From the records below, give the number of lines that contain the string "this", without any other text.

===== Dataset entries =====

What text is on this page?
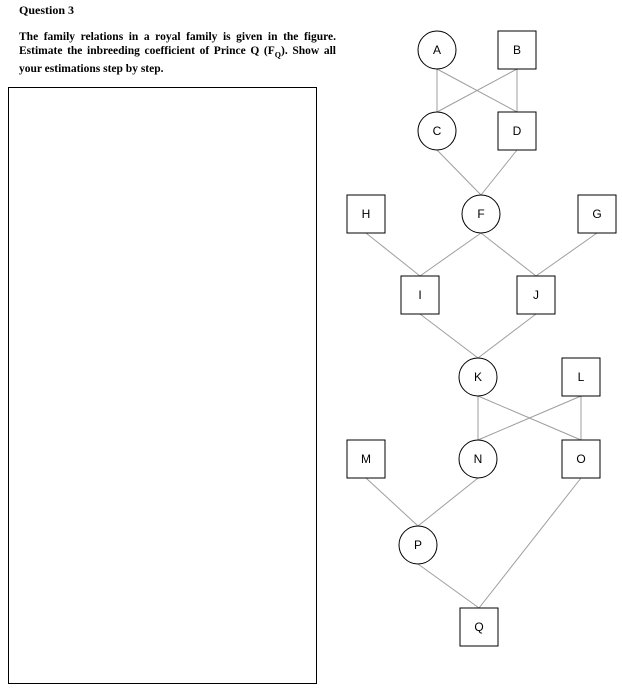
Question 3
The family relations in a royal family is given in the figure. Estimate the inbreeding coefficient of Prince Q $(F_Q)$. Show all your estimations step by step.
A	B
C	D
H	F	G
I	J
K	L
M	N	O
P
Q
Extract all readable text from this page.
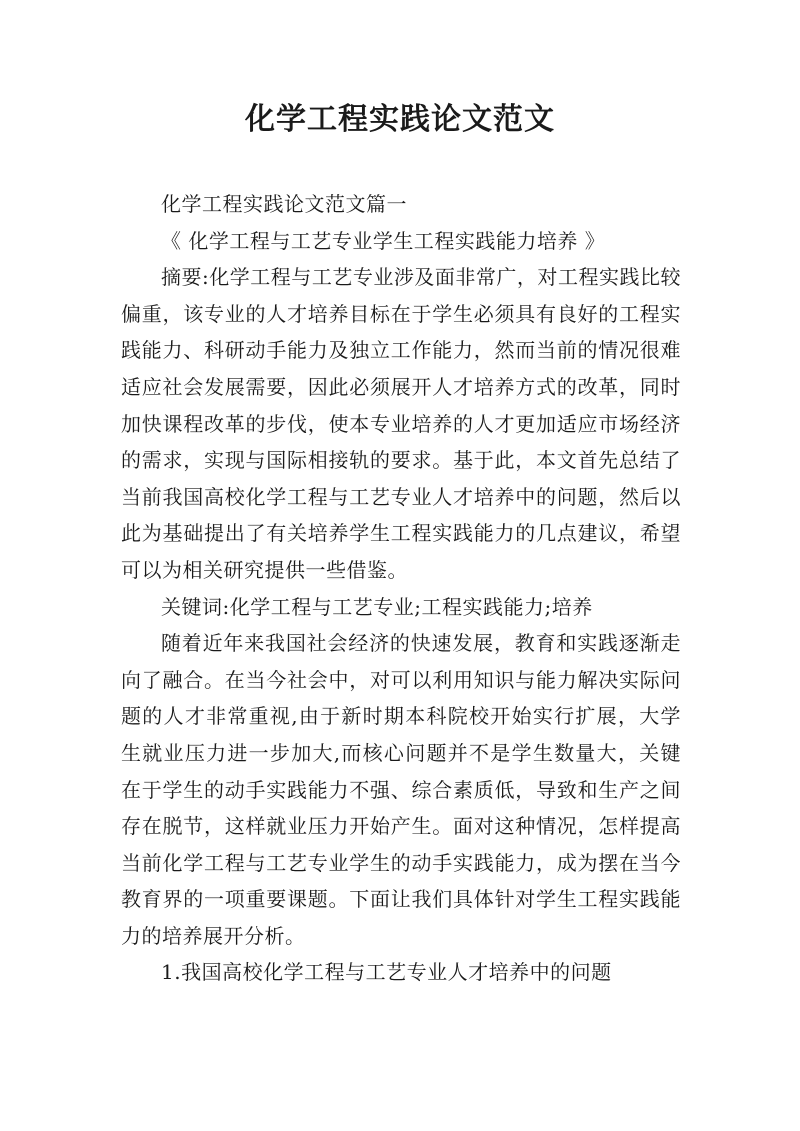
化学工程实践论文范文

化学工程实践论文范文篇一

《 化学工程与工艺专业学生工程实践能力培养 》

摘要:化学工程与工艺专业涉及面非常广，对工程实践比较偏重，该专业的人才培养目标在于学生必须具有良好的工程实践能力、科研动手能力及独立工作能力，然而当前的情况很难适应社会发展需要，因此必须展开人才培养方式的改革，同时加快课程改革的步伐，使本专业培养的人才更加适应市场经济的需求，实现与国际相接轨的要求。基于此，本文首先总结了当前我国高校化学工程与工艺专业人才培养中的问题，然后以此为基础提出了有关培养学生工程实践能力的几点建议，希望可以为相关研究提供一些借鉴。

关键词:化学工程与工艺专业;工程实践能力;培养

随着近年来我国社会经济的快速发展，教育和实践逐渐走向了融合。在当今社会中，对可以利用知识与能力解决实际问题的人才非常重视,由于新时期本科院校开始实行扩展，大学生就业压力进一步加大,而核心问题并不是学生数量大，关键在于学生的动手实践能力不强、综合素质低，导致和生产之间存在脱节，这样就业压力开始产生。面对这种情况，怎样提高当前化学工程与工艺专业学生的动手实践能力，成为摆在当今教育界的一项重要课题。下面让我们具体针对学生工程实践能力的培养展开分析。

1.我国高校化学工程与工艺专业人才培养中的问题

=====

**Answer:**
2